- **STATED PROBLEM**: Leave out the pictures and transcribe everything else exactly.

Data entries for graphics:
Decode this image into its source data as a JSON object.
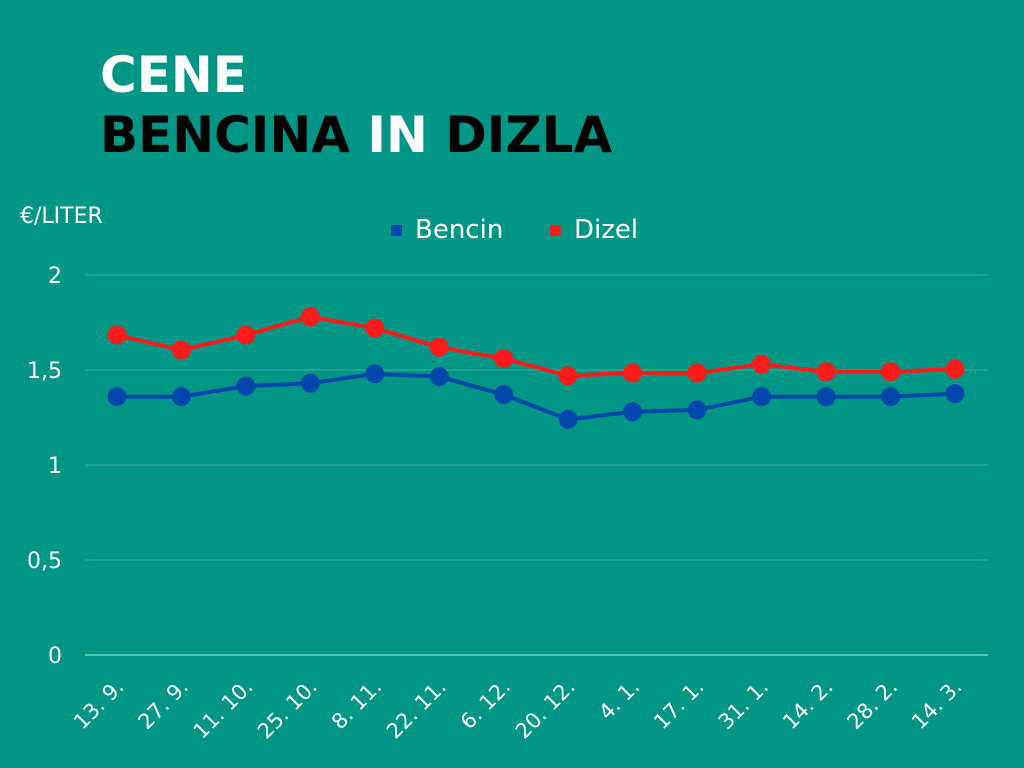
{
  "title": {
    "line1": "CENE",
    "line2_part1": "BENCINA",
    "line2_part2": "IN",
    "line2_part3": "DIZLA"
  },
  "chart_data": {
    "type": "line",
    "ylabel": "€/LITER",
    "ylim": [
      0,
      2
    ],
    "yticks": [
      "0",
      "0,5",
      "1",
      "1,5",
      "2"
    ],
    "ytick_values": [
      0,
      0.5,
      1,
      1.5,
      2
    ],
    "grid": true,
    "legend": "top",
    "categories": [
      "13. 9.",
      "27. 9.",
      "11. 10.",
      "25. 10.",
      "8. 11.",
      "22. 11.",
      "6. 12.",
      "20. 12.",
      "4. 1.",
      "17. 1.",
      "31. 1.",
      "14. 2.",
      "28. 2.",
      "14. 3."
    ],
    "series": [
      {
        "name": "Bencin",
        "color": "#0047ab",
        "values": [
          1.36,
          1.36,
          1.415,
          1.43,
          1.48,
          1.465,
          1.37,
          1.24,
          1.28,
          1.29,
          1.36,
          1.36,
          1.36,
          1.375
        ]
      },
      {
        "name": "Dizel",
        "color": "#ff1a1a",
        "values": [
          1.684,
          1.605,
          1.684,
          1.78,
          1.72,
          1.62,
          1.56,
          1.47,
          1.485,
          1.485,
          1.53,
          1.49,
          1.49,
          1.505
        ]
      }
    ]
  }
}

- **THE ANSWER**:
Decode this image into its source data as a JSON object.
{
  "title": {
    "line1": "CENE",
    "line2_part1": "BENCINA",
    "line2_part2": "IN",
    "line2_part3": "DIZLA"
  },
  "chart_data": {
    "type": "line",
    "ylabel": "€/LITER",
    "ylim": [
      0,
      2
    ],
    "yticks": [
      "0",
      "0,5",
      "1",
      "1,5",
      "2"
    ],
    "ytick_values": [
      0,
      0.5,
      1,
      1.5,
      2
    ],
    "grid": true,
    "legend": "top",
    "categories": [
      "13. 9.",
      "27. 9.",
      "11. 10.",
      "25. 10.",
      "8. 11.",
      "22. 11.",
      "6. 12.",
      "20. 12.",
      "4. 1.",
      "17. 1.",
      "31. 1.",
      "14. 2.",
      "28. 2.",
      "14. 3."
    ],
    "series": [
      {
        "name": "Bencin",
        "color": "#0047ab",
        "values": [
          1.36,
          1.36,
          1.415,
          1.43,
          1.48,
          1.465,
          1.37,
          1.24,
          1.28,
          1.29,
          1.36,
          1.36,
          1.36,
          1.375
        ]
      },
      {
        "name": "Dizel",
        "color": "#ff1a1a",
        "values": [
          1.684,
          1.605,
          1.684,
          1.78,
          1.72,
          1.62,
          1.56,
          1.47,
          1.485,
          1.485,
          1.53,
          1.49,
          1.49,
          1.505
        ]
      }
    ]
  }
}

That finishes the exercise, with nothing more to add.